Excerpt provided:
--*--

Mona Sulaiman (9 June 1942 – 21 December 2017) was a Filipino sprinter who competed at the Asian Games and the Summer Olympics.

Early life
Mona Sulaiman was born in a barrio in Cotabato on 9 June 1942 to Kudelat and Aminan Sulaiman, who were Muslims.

Career
Sulaiman started her career competing in regional meets. She competed at the 1962 Asian Games in Jakarta where she won gold medals in the 100 and 200 metre sprints and relay events. She also garnered a bronze medal in the shot put event at the same tournament.

She competed at the Summer Olympics in the 100 metres event at the 1960 and the 1964 editions.

Sulaiman also excelled in the disciplines of pentathlon and discus throw.

--*--

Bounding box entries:
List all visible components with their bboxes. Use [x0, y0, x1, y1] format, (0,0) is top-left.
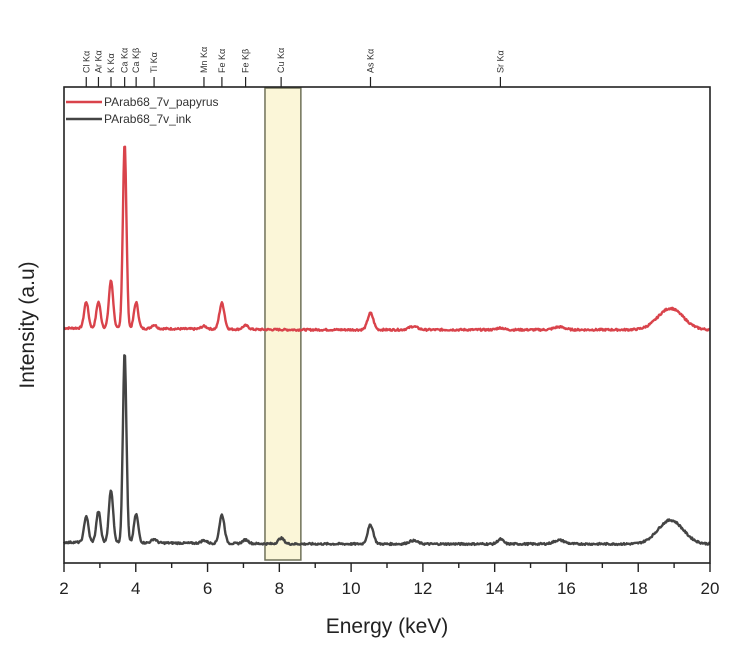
legend-label: PArab68_7v_papyrus [104, 95, 219, 109]
element-marker-label: As Kα [365, 49, 375, 73]
x-axis-title: Energy (keV) [326, 615, 449, 638]
element-marker-label: Ca Kα [120, 48, 130, 73]
x-tick-label: 16 [557, 579, 576, 598]
plot-frame [63, 86, 711, 564]
x-tick-label: 2 [59, 579, 68, 598]
legend: PArab68_7v_papyrus PArab68_7v_ink [66, 95, 219, 126]
element-marker-label: Fe Kβ [241, 49, 251, 73]
series-lines [62, 145, 711, 547]
y-axis-title: Intensity (a.u) [16, 261, 39, 388]
plot-border [63, 86, 711, 564]
cu-highlight-region [264, 87, 302, 561]
element-marker-label: Cl Kα [81, 51, 91, 73]
x-tick-label: 10 [342, 579, 361, 598]
element-markers: Cl Kα Ar Kα K Kα Ca Kα Ca Kβ Ti Kα Mn Kα Fe Kα F… [81, 47, 505, 87]
x-tick-label: 4 [131, 579, 140, 598]
x-tick-label: 18 [629, 579, 648, 598]
legend-label: PArab68_7v_ink [104, 112, 192, 126]
x-tick-label: 6 [203, 579, 212, 598]
element-marker-label: Cu Kα [276, 48, 286, 73]
x-tick-label: 20 [701, 579, 720, 598]
series-line-papyrus [63, 145, 711, 332]
element-marker-label: Sr Kα [495, 50, 505, 73]
x-tick-label: 8 [275, 579, 284, 598]
element-marker-label: Ar Kα [93, 50, 103, 73]
element-marker-label: Mn Kα [199, 47, 209, 73]
element-marker-label: Ca Kβ [131, 48, 141, 73]
element-marker-label: K Kα [106, 53, 116, 73]
x-axis: 2 4 6 8 10 12 14 16 18 20 [59, 563, 719, 598]
series-line-ink [62, 354, 711, 547]
element-marker-label: Ti Kα [149, 52, 159, 73]
x-tick-label: 12 [413, 579, 432, 598]
x-tick-label: 14 [485, 579, 504, 598]
highlight-rect [264, 87, 302, 561]
element-marker-label: Fe Kα [217, 49, 227, 73]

--*--

Task directions: According to the Mona Sulaiman article, in which event did she win a bronze medal at the 1962 Asian Games? The bounding box entries are separate material and have no connection to the Mona Sulaiman article.

Reply to the exercise: The shot put.